__WHAT IS NEEDED__:
Reproduce all of the data word for word.

★ ★ ★ ★ ★

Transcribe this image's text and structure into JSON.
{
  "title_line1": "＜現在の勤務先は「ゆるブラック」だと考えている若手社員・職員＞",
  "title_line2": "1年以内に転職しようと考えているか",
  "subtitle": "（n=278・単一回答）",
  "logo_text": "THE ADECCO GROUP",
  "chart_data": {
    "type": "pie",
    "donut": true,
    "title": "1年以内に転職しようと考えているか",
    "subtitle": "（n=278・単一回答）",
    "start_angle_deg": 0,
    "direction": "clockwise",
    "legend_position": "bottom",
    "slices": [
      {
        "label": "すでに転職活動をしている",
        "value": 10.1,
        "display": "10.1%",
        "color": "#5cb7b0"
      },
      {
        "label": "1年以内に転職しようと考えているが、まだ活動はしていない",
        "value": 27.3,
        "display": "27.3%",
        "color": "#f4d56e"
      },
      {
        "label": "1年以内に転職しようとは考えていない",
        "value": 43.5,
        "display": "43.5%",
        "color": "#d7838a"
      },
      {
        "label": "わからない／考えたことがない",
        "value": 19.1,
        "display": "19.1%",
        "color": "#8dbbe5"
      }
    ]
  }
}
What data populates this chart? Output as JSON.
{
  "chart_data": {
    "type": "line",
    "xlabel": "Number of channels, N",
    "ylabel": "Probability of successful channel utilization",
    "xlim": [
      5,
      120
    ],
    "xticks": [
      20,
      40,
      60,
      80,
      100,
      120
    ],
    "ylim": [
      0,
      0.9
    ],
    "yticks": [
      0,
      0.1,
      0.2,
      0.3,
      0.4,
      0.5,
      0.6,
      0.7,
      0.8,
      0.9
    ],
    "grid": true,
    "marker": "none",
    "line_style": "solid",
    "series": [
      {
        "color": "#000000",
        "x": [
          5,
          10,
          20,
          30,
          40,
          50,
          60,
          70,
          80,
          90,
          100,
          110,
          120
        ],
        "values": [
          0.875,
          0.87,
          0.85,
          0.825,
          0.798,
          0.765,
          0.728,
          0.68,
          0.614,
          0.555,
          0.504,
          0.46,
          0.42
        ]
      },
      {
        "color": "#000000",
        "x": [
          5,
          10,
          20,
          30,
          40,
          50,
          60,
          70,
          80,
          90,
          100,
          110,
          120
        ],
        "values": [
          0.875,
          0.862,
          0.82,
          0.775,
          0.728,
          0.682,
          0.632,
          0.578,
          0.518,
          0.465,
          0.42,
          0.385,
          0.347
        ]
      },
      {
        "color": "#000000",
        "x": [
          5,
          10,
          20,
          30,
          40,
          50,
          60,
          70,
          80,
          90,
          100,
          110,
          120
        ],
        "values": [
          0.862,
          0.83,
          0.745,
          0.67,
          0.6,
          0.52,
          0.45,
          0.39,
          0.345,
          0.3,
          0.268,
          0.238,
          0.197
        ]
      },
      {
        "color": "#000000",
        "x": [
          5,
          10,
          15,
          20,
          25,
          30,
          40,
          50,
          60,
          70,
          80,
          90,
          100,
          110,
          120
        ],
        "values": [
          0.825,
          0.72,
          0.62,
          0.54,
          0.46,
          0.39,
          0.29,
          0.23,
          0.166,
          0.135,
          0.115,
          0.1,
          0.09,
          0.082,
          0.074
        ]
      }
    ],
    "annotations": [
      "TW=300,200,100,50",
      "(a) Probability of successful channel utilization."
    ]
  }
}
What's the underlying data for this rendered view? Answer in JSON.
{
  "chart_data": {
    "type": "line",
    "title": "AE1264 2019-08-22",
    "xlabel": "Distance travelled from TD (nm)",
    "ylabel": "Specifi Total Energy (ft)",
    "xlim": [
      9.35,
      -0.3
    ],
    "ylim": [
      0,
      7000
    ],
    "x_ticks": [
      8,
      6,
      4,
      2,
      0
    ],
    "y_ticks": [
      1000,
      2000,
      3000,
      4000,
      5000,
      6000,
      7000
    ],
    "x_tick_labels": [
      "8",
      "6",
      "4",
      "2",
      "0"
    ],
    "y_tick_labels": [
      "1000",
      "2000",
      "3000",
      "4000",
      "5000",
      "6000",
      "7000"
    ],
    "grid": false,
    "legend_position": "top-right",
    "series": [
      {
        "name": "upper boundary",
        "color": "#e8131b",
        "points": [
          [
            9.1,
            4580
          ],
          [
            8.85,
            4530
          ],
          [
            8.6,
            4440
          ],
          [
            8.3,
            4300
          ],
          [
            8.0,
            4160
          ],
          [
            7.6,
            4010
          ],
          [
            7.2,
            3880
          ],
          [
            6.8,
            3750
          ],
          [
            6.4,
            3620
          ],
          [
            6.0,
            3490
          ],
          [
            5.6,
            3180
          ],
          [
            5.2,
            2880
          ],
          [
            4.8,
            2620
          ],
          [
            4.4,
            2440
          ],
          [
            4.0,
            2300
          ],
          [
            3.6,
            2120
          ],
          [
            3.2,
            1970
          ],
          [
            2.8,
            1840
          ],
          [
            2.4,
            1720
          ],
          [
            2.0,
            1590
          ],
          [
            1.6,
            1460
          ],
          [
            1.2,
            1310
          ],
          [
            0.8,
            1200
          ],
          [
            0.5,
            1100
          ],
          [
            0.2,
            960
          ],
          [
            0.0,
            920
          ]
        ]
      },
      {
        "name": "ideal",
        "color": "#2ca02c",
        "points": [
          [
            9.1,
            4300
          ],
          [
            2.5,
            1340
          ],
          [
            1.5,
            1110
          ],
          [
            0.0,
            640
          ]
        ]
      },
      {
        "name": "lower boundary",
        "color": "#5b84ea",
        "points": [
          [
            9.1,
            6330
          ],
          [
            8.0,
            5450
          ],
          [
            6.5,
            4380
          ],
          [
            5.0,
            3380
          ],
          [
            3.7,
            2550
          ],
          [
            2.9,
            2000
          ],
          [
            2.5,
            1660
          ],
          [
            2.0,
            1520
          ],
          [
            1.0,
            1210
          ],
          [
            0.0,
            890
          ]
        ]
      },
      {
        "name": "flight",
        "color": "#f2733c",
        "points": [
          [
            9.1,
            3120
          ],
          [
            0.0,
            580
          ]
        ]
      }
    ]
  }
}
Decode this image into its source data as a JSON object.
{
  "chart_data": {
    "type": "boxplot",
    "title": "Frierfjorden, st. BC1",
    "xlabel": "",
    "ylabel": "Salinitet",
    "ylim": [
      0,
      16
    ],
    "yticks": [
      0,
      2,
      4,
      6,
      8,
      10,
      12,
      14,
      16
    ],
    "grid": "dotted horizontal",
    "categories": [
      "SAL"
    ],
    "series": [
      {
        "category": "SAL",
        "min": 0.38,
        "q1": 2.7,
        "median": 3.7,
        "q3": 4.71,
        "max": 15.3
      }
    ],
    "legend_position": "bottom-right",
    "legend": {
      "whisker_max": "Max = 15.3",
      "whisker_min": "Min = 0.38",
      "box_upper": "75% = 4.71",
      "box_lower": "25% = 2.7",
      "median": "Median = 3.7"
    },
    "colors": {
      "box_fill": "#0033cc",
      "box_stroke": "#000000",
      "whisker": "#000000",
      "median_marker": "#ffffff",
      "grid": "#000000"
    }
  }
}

★ ★ ★ ★ ★

__TASK RESPONSE__:
Transcribe this image's text and structure into JSON.
{
  "title_line1": "＜現在の勤務先は「ゆるブラック」だと考えている若手社員・職員＞",
  "title_line2": "1年以内に転職しようと考えているか",
  "subtitle": "（n=278・単一回答）",
  "logo_text": "THE ADECCO GROUP",
  "chart_data": {
    "type": "pie",
    "donut": true,
    "title": "1年以内に転職しようと考えているか",
    "subtitle": "（n=278・単一回答）",
    "start_angle_deg": 0,
    "direction": "clockwise",
    "legend_position": "bottom",
    "slices": [
      {
        "label": "すでに転職活動をしている",
        "value": 10.1,
        "display": "10.1%",
        "color": "#5cb7b0"
      },
      {
        "label": "1年以内に転職しようと考えているが、まだ活動はしていない",
        "value": 27.3,
        "display": "27.3%",
        "color": "#f4d56e"
      },
      {
        "label": "1年以内に転職しようとは考えていない",
        "value": 43.5,
        "display": "43.5%",
        "color": "#d7838a"
      },
      {
        "label": "わからない／考えたことがない",
        "value": 19.1,
        "display": "19.1%",
        "color": "#8dbbe5"
      }
    ]
  }
}
What data populates this chart? Output as JSON.
{
  "chart_data": {
    "type": "line",
    "xlabel": "Number of channels, N",
    "ylabel": "Probability of successful channel utilization",
    "xlim": [
      5,
      120
    ],
    "xticks": [
      20,
      40,
      60,
      80,
      100,
      120
    ],
    "ylim": [
      0,
      0.9
    ],
    "yticks": [
      0,
      0.1,
      0.2,
      0.3,
      0.4,
      0.5,
      0.6,
      0.7,
      0.8,
      0.9
    ],
    "grid": true,
    "marker": "none",
    "line_style": "solid",
    "series": [
      {
        "color": "#000000",
        "x": [
          5,
          10,
          20,
          30,
          40,
          50,
          60,
          70,
          80,
          90,
          100,
          110,
          120
        ],
        "values": [
          0.875,
          0.87,
          0.85,
          0.825,
          0.798,
          0.765,
          0.728,
          0.68,
          0.614,
          0.555,
          0.504,
          0.46,
          0.42
        ]
      },
      {
        "color": "#000000",
        "x": [
          5,
          10,
          20,
          30,
          40,
          50,
          60,
          70,
          80,
          90,
          100,
          110,
          120
        ],
        "values": [
          0.875,
          0.862,
          0.82,
          0.775,
          0.728,
          0.682,
          0.632,
          0.578,
          0.518,
          0.465,
          0.42,
          0.385,
          0.347
        ]
      },
      {
        "color": "#000000",
        "x": [
          5,
          10,
          20,
          30,
          40,
          50,
          60,
          70,
          80,
          90,
          100,
          110,
          120
        ],
        "values": [
          0.862,
          0.83,
          0.745,
          0.67,
          0.6,
          0.52,
          0.45,
          0.39,
          0.345,
          0.3,
          0.268,
          0.238,
          0.197
        ]
      },
      {
        "color": "#000000",
        "x": [
          5,
          10,
          15,
          20,
          25,
          30,
          40,
          50,
          60,
          70,
          80,
          90,
          100,
          110,
          120
        ],
        "values": [
          0.825,
          0.72,
          0.62,
          0.54,
          0.46,
          0.39,
          0.29,
          0.23,
          0.166,
          0.135,
          0.115,
          0.1,
          0.09,
          0.082,
          0.074
        ]
      }
    ],
    "annotations": [
      "TW=300,200,100,50",
      "(a) Probability of successful channel utilization."
    ]
  }
}
What's the underlying data for this rendered view? Answer in JSON.
{
  "chart_data": {
    "type": "line",
    "title": "AE1264 2019-08-22",
    "xlabel": "Distance travelled from TD (nm)",
    "ylabel": "Specifi Total Energy (ft)",
    "xlim": [
      9.35,
      -0.3
    ],
    "ylim": [
      0,
      7000
    ],
    "x_ticks": [
      8,
      6,
      4,
      2,
      0
    ],
    "y_ticks": [
      1000,
      2000,
      3000,
      4000,
      5000,
      6000,
      7000
    ],
    "x_tick_labels": [
      "8",
      "6",
      "4",
      "2",
      "0"
    ],
    "y_tick_labels": [
      "1000",
      "2000",
      "3000",
      "4000",
      "5000",
      "6000",
      "7000"
    ],
    "grid": false,
    "legend_position": "top-right",
    "series": [
      {
        "name": "upper boundary",
        "color": "#e8131b",
        "points": [
          [
            9.1,
            4580
          ],
          [
            8.85,
            4530
          ],
          [
            8.6,
            4440
          ],
          [
            8.3,
            4300
          ],
          [
            8.0,
            4160
          ],
          [
            7.6,
            4010
          ],
          [
            7.2,
            3880
          ],
          [
            6.8,
            3750
          ],
          [
            6.4,
            3620
          ],
          [
            6.0,
            3490
          ],
          [
            5.6,
            3180
          ],
          [
            5.2,
            2880
          ],
          [
            4.8,
            2620
          ],
          [
            4.4,
            2440
          ],
          [
            4.0,
            2300
          ],
          [
            3.6,
            2120
          ],
          [
            3.2,
            1970
          ],
          [
            2.8,
            1840
          ],
          [
            2.4,
            1720
          ],
          [
            2.0,
            1590
          ],
          [
            1.6,
            1460
          ],
          [
            1.2,
            1310
          ],
          [
            0.8,
            1200
          ],
          [
            0.5,
            1100
          ],
          [
            0.2,
            960
          ],
          [
            0.0,
            920
          ]
        ]
      },
      {
        "name": "ideal",
        "color": "#2ca02c",
        "points": [
          [
            9.1,
            4300
          ],
          [
            2.5,
            1340
          ],
          [
            1.5,
            1110
          ],
          [
            0.0,
            640
          ]
        ]
      },
      {
        "name": "lower boundary",
        "color": "#5b84ea",
        "points": [
          [
            9.1,
            6330
          ],
          [
            8.0,
            5450
          ],
          [
            6.5,
            4380
          ],
          [
            5.0,
            3380
          ],
          [
            3.7,
            2550
          ],
          [
            2.9,
            2000
          ],
          [
            2.5,
            1660
          ],
          [
            2.0,
            1520
          ],
          [
            1.0,
            1210
          ],
          [
            0.0,
            890
          ]
        ]
      },
      {
        "name": "flight",
        "color": "#f2733c",
        "points": [
          [
            9.1,
            3120
          ],
          [
            0.0,
            580
          ]
        ]
      }
    ]
  }
}
Decode this image into its source data as a JSON object.
{
  "chart_data": {
    "type": "boxplot",
    "title": "Frierfjorden, st. BC1",
    "xlabel": "",
    "ylabel": "Salinitet",
    "ylim": [
      0,
      16
    ],
    "yticks": [
      0,
      2,
      4,
      6,
      8,
      10,
      12,
      14,
      16
    ],
    "grid": "dotted horizontal",
    "categories": [
      "SAL"
    ],
    "series": [
      {
        "category": "SAL",
        "min": 0.38,
        "q1": 2.7,
        "median": 3.7,
        "q3": 4.71,
        "max": 15.3
      }
    ],
    "legend_position": "bottom-right",
    "legend": {
      "whisker_max": "Max = 15.3",
      "whisker_min": "Min = 0.38",
      "box_upper": "75% = 4.71",
      "box_lower": "25% = 2.7",
      "median": "Median = 3.7"
    },
    "colors": {
      "box_fill": "#0033cc",
      "box_stroke": "#000000",
      "whisker": "#000000",
      "median_marker": "#ffffff",
      "grid": "#000000"
    }
  }
}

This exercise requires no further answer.